=== STATED GOAL ===
From the listing below, pull out every line that contains the word "window" and copy each of those lines in full.

Region annotation records:
--

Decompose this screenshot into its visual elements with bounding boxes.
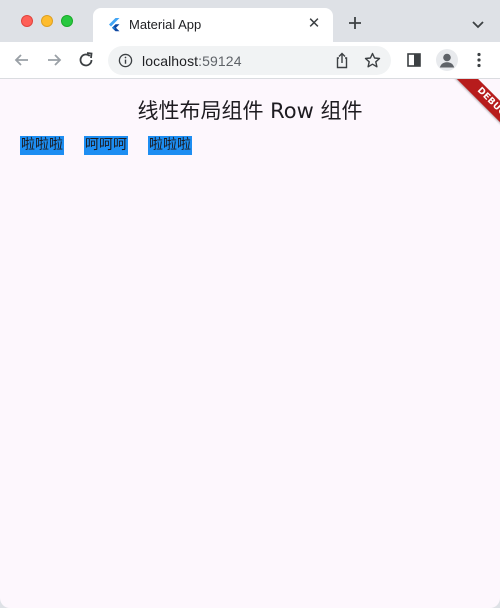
debug-label: DEBUG	[453, 79, 500, 139]
back-arrow-icon[interactable]	[12, 50, 32, 70]
app-page: 线性布局组件 Row 组件 啦啦啦 呵呵呵 啦啦啦 DEBUG	[0, 79, 500, 608]
chevron-down-icon[interactable]	[470, 16, 486, 32]
debug-banner: DEBUG	[440, 79, 500, 139]
bookmark-star-icon[interactable]	[364, 52, 381, 69]
tab-strip: Material App ✕	[0, 0, 500, 42]
flutter-icon	[109, 18, 120, 32]
share-icon[interactable]	[334, 52, 350, 69]
row-layout: 啦啦啦 呵呵呵 啦啦啦	[20, 136, 192, 155]
reload-icon[interactable]	[76, 50, 96, 70]
url-text[interactable]: localhost:59124	[142, 53, 242, 69]
browser-toolbar: localhost:59124	[0, 42, 500, 79]
browser-window: Material App ✕ localhost:59124 线性布局组件 Ro…	[0, 0, 500, 608]
row-item-1: 啦啦啦	[20, 136, 64, 155]
window-minimize-button[interactable]	[41, 15, 53, 27]
more-menu-icon[interactable]	[469, 50, 489, 70]
person-icon	[439, 53, 455, 68]
new-tab-icon[interactable]	[345, 13, 365, 33]
window-maximize-button[interactable]	[61, 15, 73, 27]
tab-close-icon[interactable]: ✕	[305, 15, 323, 33]
profile-avatar[interactable]	[436, 49, 458, 71]
row-item-2: 呵呵呵	[84, 136, 128, 155]
forward-arrow-icon[interactable]	[44, 50, 64, 70]
window-close-button[interactable]	[21, 15, 33, 27]
address-bar[interactable]: localhost:59124	[108, 46, 391, 75]
page-title: 线性布局组件 Row 组件	[137, 99, 363, 123]
tab-material-app[interactable]: Material App ✕	[93, 8, 333, 42]
info-icon[interactable]	[118, 53, 133, 68]
row-item-3: 啦啦啦	[148, 136, 192, 155]
side-panel-icon[interactable]	[404, 50, 424, 70]
tab-title: Material App	[129, 17, 202, 32]
url-host: localhost	[142, 53, 199, 69]
url-port: :59124	[198, 53, 242, 69]
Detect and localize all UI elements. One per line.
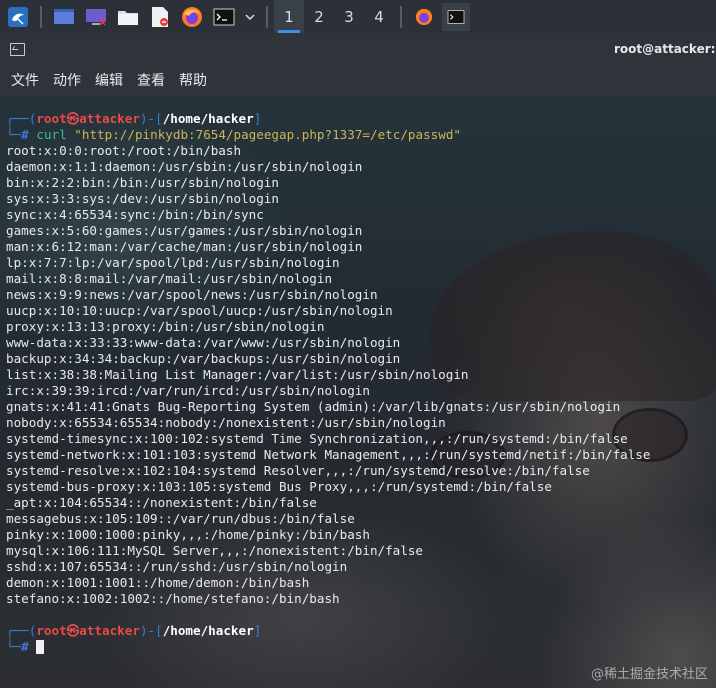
menu-file[interactable]: 文件 [4, 70, 46, 90]
terminal-output[interactable]: ┌──(root㉿attacker)-[/home/hacker] └─# cu… [0, 96, 716, 688]
menu-view[interactable]: 查看 [130, 70, 172, 90]
output-line: messagebus:x:105:109::/var/run/dbus:/bin… [6, 511, 355, 526]
text-cursor [36, 640, 45, 654]
text-editor-icon[interactable] [146, 3, 174, 31]
output-line: sync:x:4:65534:sync:/bin:/bin/sync [6, 207, 264, 222]
output-line: backup:x:34:34:backup:/var/backups:/usr/… [6, 351, 401, 366]
output-line: uucp:x:10:10:uucp:/var/spool/uucp:/usr/s… [6, 303, 393, 318]
kali-menu-icon[interactable] [4, 3, 32, 31]
output-line: www-data:x:33:33:www-data:/var/www:/usr/… [6, 335, 401, 350]
menu-actions[interactable]: 动作 [46, 70, 88, 90]
command-line: └─# curl "http://pinkydb:7654/pageegap.p… [6, 127, 461, 142]
output-line: root:x:0:0:root:/root:/bin/bash [6, 143, 242, 158]
output-line: irc:x:39:39:ircd:/var/run/ircd:/usr/sbin… [6, 383, 370, 398]
command-line[interactable]: └─# [6, 639, 45, 655]
output-line: mysql:x:106:111:MySQL Server,,,:/nonexis… [6, 543, 424, 558]
workspace-1[interactable]: 1 [274, 0, 304, 33]
command-argument: "http://pinkydb:7654/pageegap.php?1337=/… [74, 127, 461, 142]
output-line: systemd-bus-proxy:x:103:105:systemd Bus … [6, 479, 552, 494]
output-line: demon:x:1001:1001::/home/demon:/bin/bash [6, 575, 310, 590]
workspace-3[interactable]: 3 [334, 0, 364, 33]
taskbar: 1 2 3 4 [0, 0, 716, 34]
output-line: nobody:x:65534:65534:nobody:/nonexistent… [6, 415, 446, 430]
output-line: sshd:x:107:65534::/run/sshd:/usr/sbin/no… [6, 559, 348, 574]
chevron-down-icon[interactable] [242, 3, 258, 31]
output-line: systemd-resolve:x:102:104:systemd Resolv… [6, 463, 590, 478]
output-line: man:x:6:12:man:/var/cache/man:/usr/sbin/… [6, 239, 363, 254]
menu-help[interactable]: 帮助 [172, 70, 214, 90]
prompt-user: root㉿attacker [36, 623, 140, 638]
output-line: mail:x:8:8:mail:/var/mail:/usr/sbin/nolo… [6, 271, 333, 286]
output-line: news:x:9:9:news:/var/spool/news:/usr/sbi… [6, 287, 378, 302]
output-line: pinky:x:1000:1000:pinky,,,:/home/pinky:/… [6, 527, 370, 542]
workspace-4[interactable]: 4 [364, 0, 394, 33]
workspace-2[interactable]: 2 [304, 0, 334, 33]
firefox-task-icon[interactable] [410, 3, 438, 31]
window-titlebar[interactable]: root@attacker: /ho [0, 33, 716, 63]
taskbar-separator [400, 5, 402, 28]
output-line: stefano:x:1002:1002::/home/stefano:/bin/… [6, 591, 340, 606]
output-line: daemon:x:1:1:daemon:/usr/sbin:/usr/sbin/… [6, 159, 363, 174]
output-line: _apt:x:104:65534::/nonexistent:/bin/fals… [6, 495, 317, 510]
terminal-window-icon [10, 43, 25, 56]
output-line: sys:x:3:3:sys:/dev:/usr/sbin/nologin [6, 191, 279, 206]
menu-bar: 文件 动作 编辑 查看 帮助 [0, 63, 716, 96]
folder-icon[interactable] [114, 3, 142, 31]
watermark: @稀土掘金技术社区 [590, 667, 708, 682]
command-name: curl [36, 127, 67, 142]
output-line: gnats:x:41:41:Gnats Bug-Reporting System… [6, 399, 621, 414]
terminal-task-icon[interactable] [442, 2, 470, 31]
taskbar-separator [266, 5, 268, 28]
output-line: proxy:x:13:13:proxy:/bin:/usr/sbin/nolog… [6, 319, 325, 334]
prompt-path: /home/hacker [162, 623, 254, 638]
output-line: lp:x:7:7:lp:/var/spool/lpd:/usr/sbin/nol… [6, 255, 340, 270]
window-title: root@attacker: /ho [614, 42, 716, 56]
taskbar-separator [40, 5, 42, 28]
prompt-header: ┌──(root㉿attacker)-[/home/hacker] [6, 623, 262, 638]
firefox-icon[interactable] [178, 3, 206, 31]
prompt-header: ┌──(root㉿attacker)-[/home/hacker] [6, 111, 262, 126]
terminal-icon[interactable] [210, 3, 238, 31]
output-line: list:x:38:38:Mailing List Manager:/var/l… [6, 367, 469, 382]
output-line: systemd-timesync:x:100:102:systemd Time … [6, 431, 628, 446]
desktop-icon[interactable] [50, 3, 78, 31]
output-line: games:x:5:60:games:/usr/games:/usr/sbin/… [6, 223, 363, 238]
prompt-path: /home/hacker [162, 111, 254, 126]
screen-icon[interactable] [82, 3, 110, 31]
prompt-user: root㉿attacker [36, 111, 140, 126]
menu-edit[interactable]: 编辑 [88, 70, 130, 90]
output-line: systemd-network:x:101:103:systemd Networ… [6, 447, 651, 462]
output-line: bin:x:2:2:bin:/bin:/usr/sbin/nologin [6, 175, 279, 190]
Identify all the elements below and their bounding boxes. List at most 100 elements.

--

=== COMPLETED TASK ===
browser-window: Material App ✕ localhost:59124 线性布局组件 Ro…	[0, 0, 500, 608]
window-minimize-button[interactable]	[41, 15, 53, 27]
window-maximize-button[interactable]	[61, 15, 73, 27]
window-close-button[interactable]	[21, 15, 33, 27]
window-titlebar[interactable]: root@attacker: /ho [0, 33, 716, 63]
terminal-window-icon [10, 43, 25, 56]
window-title: root@attacker: /ho [614, 42, 716, 56]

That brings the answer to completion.